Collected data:
* * * * * * * * *

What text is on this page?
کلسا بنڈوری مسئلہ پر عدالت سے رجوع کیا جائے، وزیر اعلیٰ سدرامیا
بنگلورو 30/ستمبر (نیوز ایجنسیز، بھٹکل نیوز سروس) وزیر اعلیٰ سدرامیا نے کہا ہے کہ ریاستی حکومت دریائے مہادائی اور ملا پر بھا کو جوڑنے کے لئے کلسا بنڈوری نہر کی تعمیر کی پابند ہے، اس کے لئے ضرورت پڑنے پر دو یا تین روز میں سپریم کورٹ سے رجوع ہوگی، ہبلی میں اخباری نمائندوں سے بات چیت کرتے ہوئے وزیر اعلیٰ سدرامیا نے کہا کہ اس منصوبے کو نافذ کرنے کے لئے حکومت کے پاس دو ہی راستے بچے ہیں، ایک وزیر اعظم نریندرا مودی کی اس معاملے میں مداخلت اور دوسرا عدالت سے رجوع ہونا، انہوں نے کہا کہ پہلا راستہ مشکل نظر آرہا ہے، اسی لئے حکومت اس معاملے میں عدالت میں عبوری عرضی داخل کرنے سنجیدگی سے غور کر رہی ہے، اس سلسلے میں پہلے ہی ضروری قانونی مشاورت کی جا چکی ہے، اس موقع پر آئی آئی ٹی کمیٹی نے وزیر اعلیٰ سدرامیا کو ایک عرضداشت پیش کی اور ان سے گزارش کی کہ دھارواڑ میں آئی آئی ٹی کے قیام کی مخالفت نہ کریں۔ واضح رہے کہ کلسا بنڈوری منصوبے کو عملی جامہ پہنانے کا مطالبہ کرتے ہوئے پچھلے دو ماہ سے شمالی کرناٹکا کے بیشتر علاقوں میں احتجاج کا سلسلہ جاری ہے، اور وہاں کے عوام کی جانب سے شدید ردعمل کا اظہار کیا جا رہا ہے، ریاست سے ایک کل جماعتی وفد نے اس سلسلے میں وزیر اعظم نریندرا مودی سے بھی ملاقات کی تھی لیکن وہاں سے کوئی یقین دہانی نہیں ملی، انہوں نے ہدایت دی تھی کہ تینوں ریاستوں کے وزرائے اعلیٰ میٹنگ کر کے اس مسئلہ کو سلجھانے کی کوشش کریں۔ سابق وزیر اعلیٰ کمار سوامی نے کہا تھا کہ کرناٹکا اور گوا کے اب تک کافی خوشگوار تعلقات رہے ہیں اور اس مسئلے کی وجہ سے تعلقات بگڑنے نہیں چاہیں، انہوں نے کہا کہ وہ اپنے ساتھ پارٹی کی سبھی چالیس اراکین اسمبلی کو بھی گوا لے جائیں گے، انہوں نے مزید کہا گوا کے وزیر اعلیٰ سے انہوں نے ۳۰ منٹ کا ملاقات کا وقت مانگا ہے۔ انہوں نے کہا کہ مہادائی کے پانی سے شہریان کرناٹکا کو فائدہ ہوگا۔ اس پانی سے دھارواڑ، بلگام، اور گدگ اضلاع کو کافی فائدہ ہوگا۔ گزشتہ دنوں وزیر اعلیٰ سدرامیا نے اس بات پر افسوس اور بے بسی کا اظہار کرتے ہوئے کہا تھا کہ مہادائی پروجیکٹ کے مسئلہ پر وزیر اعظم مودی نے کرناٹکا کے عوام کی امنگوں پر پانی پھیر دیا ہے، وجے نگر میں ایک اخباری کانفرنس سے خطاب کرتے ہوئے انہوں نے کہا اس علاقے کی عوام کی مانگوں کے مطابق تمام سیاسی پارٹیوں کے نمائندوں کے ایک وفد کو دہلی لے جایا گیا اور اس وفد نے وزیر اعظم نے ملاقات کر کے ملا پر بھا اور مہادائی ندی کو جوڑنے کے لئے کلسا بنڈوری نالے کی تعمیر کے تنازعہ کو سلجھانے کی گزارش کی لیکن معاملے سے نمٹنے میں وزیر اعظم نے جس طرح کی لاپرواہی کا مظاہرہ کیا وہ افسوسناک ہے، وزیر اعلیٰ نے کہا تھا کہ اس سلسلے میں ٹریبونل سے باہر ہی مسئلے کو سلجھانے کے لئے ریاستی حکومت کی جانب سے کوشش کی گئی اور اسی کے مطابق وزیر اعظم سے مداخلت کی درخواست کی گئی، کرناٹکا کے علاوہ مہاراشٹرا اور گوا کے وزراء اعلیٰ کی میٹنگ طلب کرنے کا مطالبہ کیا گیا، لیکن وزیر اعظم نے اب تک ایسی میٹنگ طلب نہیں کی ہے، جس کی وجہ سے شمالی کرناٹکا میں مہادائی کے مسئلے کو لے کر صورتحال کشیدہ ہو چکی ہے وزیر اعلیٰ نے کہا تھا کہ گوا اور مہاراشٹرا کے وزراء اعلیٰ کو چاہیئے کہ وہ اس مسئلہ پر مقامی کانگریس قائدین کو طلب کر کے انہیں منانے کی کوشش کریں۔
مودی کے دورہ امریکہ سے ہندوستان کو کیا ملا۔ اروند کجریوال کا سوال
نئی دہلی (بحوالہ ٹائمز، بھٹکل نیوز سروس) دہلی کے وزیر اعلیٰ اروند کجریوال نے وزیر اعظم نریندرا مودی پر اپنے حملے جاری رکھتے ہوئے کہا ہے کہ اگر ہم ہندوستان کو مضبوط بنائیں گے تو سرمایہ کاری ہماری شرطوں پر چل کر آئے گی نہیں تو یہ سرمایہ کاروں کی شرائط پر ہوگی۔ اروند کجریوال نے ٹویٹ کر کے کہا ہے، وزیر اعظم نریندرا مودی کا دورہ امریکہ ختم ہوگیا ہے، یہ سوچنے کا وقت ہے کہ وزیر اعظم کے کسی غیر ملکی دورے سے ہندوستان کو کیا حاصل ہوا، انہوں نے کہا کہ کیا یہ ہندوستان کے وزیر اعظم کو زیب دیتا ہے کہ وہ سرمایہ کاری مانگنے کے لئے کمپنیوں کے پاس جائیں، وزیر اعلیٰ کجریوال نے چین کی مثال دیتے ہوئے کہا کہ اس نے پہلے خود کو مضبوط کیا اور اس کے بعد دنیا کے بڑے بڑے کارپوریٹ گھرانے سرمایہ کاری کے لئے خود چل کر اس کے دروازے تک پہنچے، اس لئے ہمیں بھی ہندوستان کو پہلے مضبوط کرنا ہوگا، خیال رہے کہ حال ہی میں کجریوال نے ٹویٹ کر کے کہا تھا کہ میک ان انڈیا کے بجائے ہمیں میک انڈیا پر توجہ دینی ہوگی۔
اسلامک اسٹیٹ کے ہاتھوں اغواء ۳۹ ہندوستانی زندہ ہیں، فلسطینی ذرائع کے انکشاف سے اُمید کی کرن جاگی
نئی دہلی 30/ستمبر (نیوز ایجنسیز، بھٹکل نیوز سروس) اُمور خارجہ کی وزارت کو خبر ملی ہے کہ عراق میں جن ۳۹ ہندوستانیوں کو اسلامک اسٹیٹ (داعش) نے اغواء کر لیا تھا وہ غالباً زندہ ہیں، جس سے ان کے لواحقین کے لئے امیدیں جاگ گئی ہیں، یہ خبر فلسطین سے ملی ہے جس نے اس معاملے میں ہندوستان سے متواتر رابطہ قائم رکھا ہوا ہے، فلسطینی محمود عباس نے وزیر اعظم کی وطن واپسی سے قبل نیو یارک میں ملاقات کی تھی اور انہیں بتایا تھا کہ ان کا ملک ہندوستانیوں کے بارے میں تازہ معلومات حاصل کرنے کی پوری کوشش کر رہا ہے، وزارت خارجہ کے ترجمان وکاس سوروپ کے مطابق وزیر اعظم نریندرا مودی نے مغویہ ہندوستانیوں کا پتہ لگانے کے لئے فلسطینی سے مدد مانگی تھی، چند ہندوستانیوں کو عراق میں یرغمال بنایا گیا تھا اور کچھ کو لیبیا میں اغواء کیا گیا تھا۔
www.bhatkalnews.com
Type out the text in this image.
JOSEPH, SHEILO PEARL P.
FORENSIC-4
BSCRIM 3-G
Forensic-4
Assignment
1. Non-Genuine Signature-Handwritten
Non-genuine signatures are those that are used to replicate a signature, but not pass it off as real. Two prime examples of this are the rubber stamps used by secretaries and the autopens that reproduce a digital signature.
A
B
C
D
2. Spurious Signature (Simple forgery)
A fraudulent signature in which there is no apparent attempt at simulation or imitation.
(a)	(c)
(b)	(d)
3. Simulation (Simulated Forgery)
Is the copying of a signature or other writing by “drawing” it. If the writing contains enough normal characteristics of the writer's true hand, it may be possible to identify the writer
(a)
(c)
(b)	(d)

* * * * * * * * *

• Written problem: Copy exactly, and only, the lines from the one containing "Type out the text in this image." through the last line of the listing.

• Written response:
Type out the text in this image.
JOSEPH, SHEILO PEARL P.
FORENSIC-4
BSCRIM 3-G
Forensic-4
Assignment
1. Non-Genuine Signature-Handwritten
Non-genuine signatures are those that are used to replicate a signature, but not pass it off as real. Two prime examples of this are the rubber stamps used by secretaries and the autopens that reproduce a digital signature.
A
B
C
D
2. Spurious Signature (Simple forgery)
A fraudulent signature in which there is no apparent attempt at simulation or imitation.
(a)	(c)
(b)	(d)
3. Simulation (Simulated Forgery)
Is the copying of a signature or other writing by “drawing” it. If the writing contains enough normal characteristics of the writer's true hand, it may be possible to identify the writer
(a)
(c)
(b)	(d)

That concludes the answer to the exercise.